Output all of the data below exactly as given.

[start of Data supplied]

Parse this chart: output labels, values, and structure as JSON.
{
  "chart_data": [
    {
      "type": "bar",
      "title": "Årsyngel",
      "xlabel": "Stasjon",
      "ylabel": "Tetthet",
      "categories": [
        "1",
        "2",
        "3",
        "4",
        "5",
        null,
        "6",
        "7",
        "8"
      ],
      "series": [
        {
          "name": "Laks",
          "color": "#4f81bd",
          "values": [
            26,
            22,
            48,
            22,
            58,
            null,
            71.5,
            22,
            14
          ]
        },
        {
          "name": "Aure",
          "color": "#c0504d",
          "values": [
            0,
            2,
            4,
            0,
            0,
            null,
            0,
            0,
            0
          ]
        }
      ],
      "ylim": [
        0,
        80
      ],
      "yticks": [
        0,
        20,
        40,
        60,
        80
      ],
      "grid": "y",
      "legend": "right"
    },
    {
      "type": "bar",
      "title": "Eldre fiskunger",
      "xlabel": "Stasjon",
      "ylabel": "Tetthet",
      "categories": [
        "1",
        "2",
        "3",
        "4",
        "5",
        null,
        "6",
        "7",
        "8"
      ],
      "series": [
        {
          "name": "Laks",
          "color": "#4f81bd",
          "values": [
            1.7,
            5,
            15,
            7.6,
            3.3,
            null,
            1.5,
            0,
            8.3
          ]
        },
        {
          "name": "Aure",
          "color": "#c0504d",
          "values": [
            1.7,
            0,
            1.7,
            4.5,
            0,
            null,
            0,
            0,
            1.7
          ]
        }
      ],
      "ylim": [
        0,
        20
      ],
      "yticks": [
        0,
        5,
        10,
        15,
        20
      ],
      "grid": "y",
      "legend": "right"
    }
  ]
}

[end of Data supplied]

Result of this task>
Parse this chart: output labels, values, and structure as JSON.
{
  "chart_data": [
    {
      "type": "bar",
      "title": "Årsyngel",
      "xlabel": "Stasjon",
      "ylabel": "Tetthet",
      "categories": [
        "1",
        "2",
        "3",
        "4",
        "5",
        null,
        "6",
        "7",
        "8"
      ],
      "series": [
        {
          "name": "Laks",
          "color": "#4f81bd",
          "values": [
            26,
            22,
            48,
            22,
            58,
            null,
            71.5,
            22,
            14
          ]
        },
        {
          "name": "Aure",
          "color": "#c0504d",
          "values": [
            0,
            2,
            4,
            0,
            0,
            null,
            0,
            0,
            0
          ]
        }
      ],
      "ylim": [
        0,
        80
      ],
      "yticks": [
        0,
        20,
        40,
        60,
        80
      ],
      "grid": "y",
      "legend": "right"
    },
    {
      "type": "bar",
      "title": "Eldre fiskunger",
      "xlabel": "Stasjon",
      "ylabel": "Tetthet",
      "categories": [
        "1",
        "2",
        "3",
        "4",
        "5",
        null,
        "6",
        "7",
        "8"
      ],
      "series": [
        {
          "name": "Laks",
          "color": "#4f81bd",
          "values": [
            1.7,
            5,
            15,
            7.6,
            3.3,
            null,
            1.5,
            0,
            8.3
          ]
        },
        {
          "name": "Aure",
          "color": "#c0504d",
          "values": [
            1.7,
            0,
            1.7,
            4.5,
            0,
            null,
            0,
            0,
            1.7
          ]
        }
      ],
      "ylim": [
        0,
        20
      ],
      "yticks": [
        0,
        5,
        10,
        15,
        20
      ],
      "grid": "y",
      "legend": "right"
    }
  ]
}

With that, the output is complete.